#### Raw records ####

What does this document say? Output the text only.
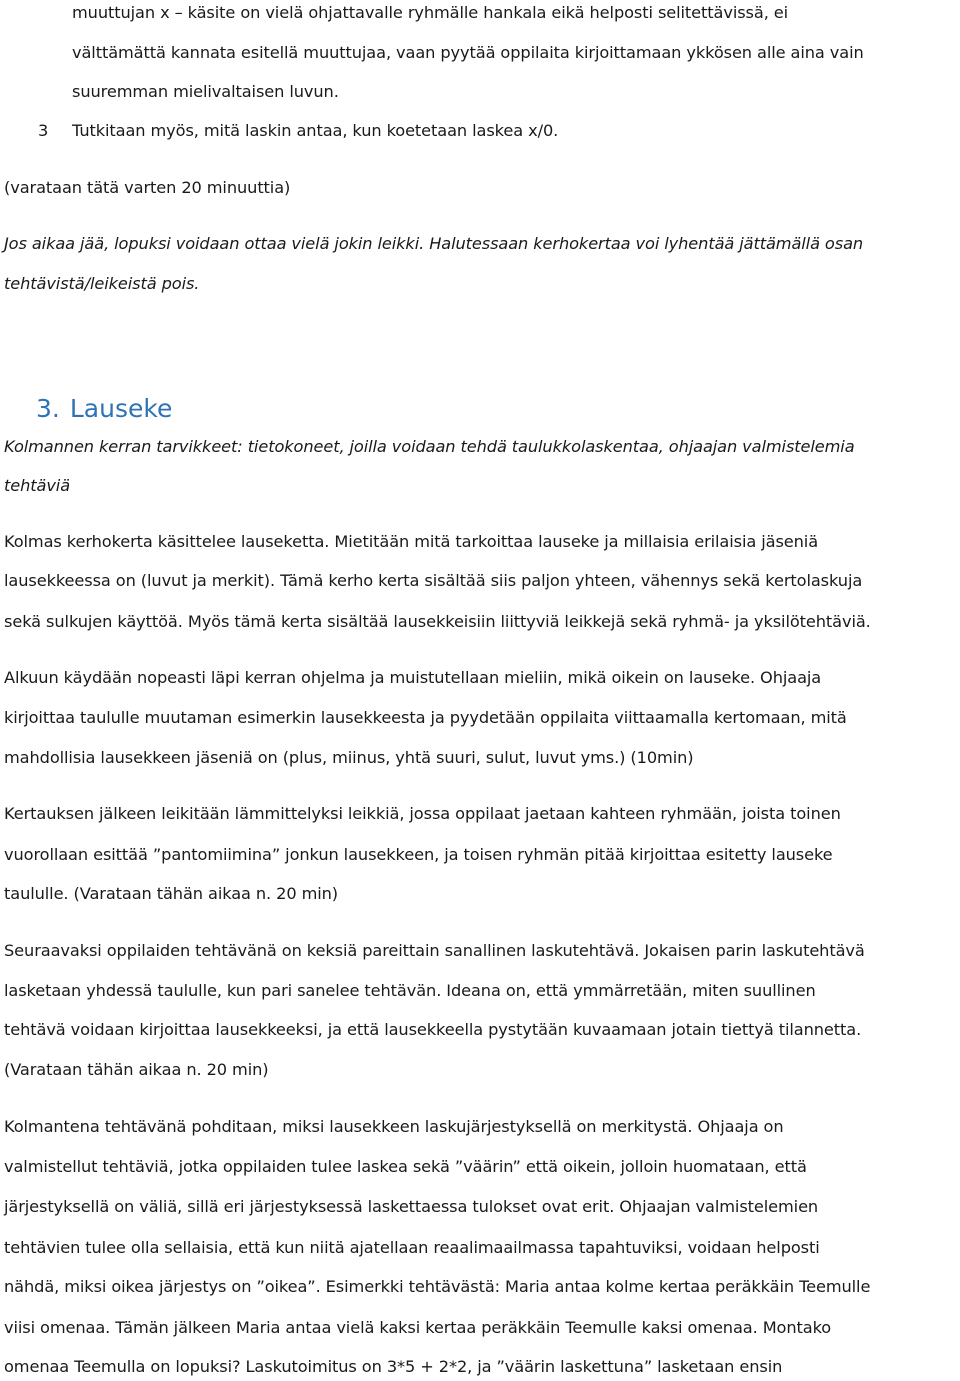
muuttujan x – käsite on vielä ohjattavalle ryhmälle hankala eikä helposti selitettävissä, ei
välttämättä kannata esitellä muuttujaa, vaan pyytää oppilaita kirjoittamaan ykkösen alle aina vain
suuremman mielivaltaisen luvun.
3 Tutkitaan myös, mitä laskin antaa, kun koetetaan laskea x/0.
(varataan tätä varten 20 minuuttia)
Jos aikaa jää, lopuksi voidaan ottaa vielä jokin leikki. Halutessaan kerhokertaa voi lyhentää jättämällä osan
tehtävistä/leikeistä pois.
3. Lauseke
Kolmannen kerran tarvikkeet: tietokoneet, joilla voidaan tehdä taulukkolaskentaa, ohjaajan valmistelemia
tehtäviä
Kolmas kerhokerta käsittelee lauseketta. Mietitään mitä tarkoittaa lauseke ja millaisia erilaisia jäseniä
lausekkeessa on (luvut ja merkit). Tämä kerho kerta sisältää siis paljon yhteen, vähennys sekä kertolaskuja
sekä sulkujen käyttöä. Myös tämä kerta sisältää lausekkeisiin liittyviä leikkejä sekä ryhmä- ja yksilötehtäviä.
Alkuun käydään nopeasti läpi kerran ohjelma ja muistutellaan mieliin, mikä oikein on lauseke. Ohjaaja
kirjoittaa taululle muutaman esimerkin lausekkeesta ja pyydetään oppilaita viittaamalla kertomaan, mitä
mahdollisia lausekkeen jäseniä on (plus, miinus, yhtä suuri, sulut, luvut yms.) (10min)
Kertauksen jälkeen leikitään lämmittelyksi leikkiä, jossa oppilaat jaetaan kahteen ryhmään, joista toinen
vuorollaan esittää ”pantomiimina” jonkun lausekkeen, ja toisen ryhmän pitää kirjoittaa esitetty lauseke
taululle. (Varataan tähän aikaa n. 20 min)
Seuraavaksi oppilaiden tehtävänä on keksiä pareittain sanallinen laskutehtävä. Jokaisen parin laskutehtävä
lasketaan yhdessä taululle, kun pari sanelee tehtävän. Ideana on, että ymmärretään, miten suullinen
tehtävä voidaan kirjoittaa lausekkeeksi, ja että lausekkeella pystytään kuvaamaan jotain tiettyä tilannetta.
(Varataan tähän aikaa n. 20 min)
Kolmantena tehtävänä pohditaan, miksi lausekkeen laskujärjestyksellä on merkitystä. Ohjaaja on
valmistellut tehtäviä, jotka oppilaiden tulee laskea sekä ”väärin” että oikein, jolloin huomataan, että
järjestyksellä on väliä, sillä eri järjestyksessä laskettaessa tulokset ovat erit. Ohjaajan valmistelemien
tehtävien tulee olla sellaisia, että kun niitä ajatellaan reaalimaailmassa tapahtuviksi, voidaan helposti
nähdä, miksi oikea järjestys on ”oikea”. Esimerkki tehtävästä: Maria antaa kolme kertaa peräkkäin Teemulle
viisi omenaa. Tämän jälkeen Maria antaa vielä kaksi kertaa peräkkäin Teemulle kaksi omenaa. Montako
omenaa Teemulla on lopuksi? Laskutoimitus on 3*5 + 2*2, ja ”väärin laskettuna” lasketaan ensin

####

> Task statement
Only a number is wanted: how many lines contain "sisältää"?

> Response below
2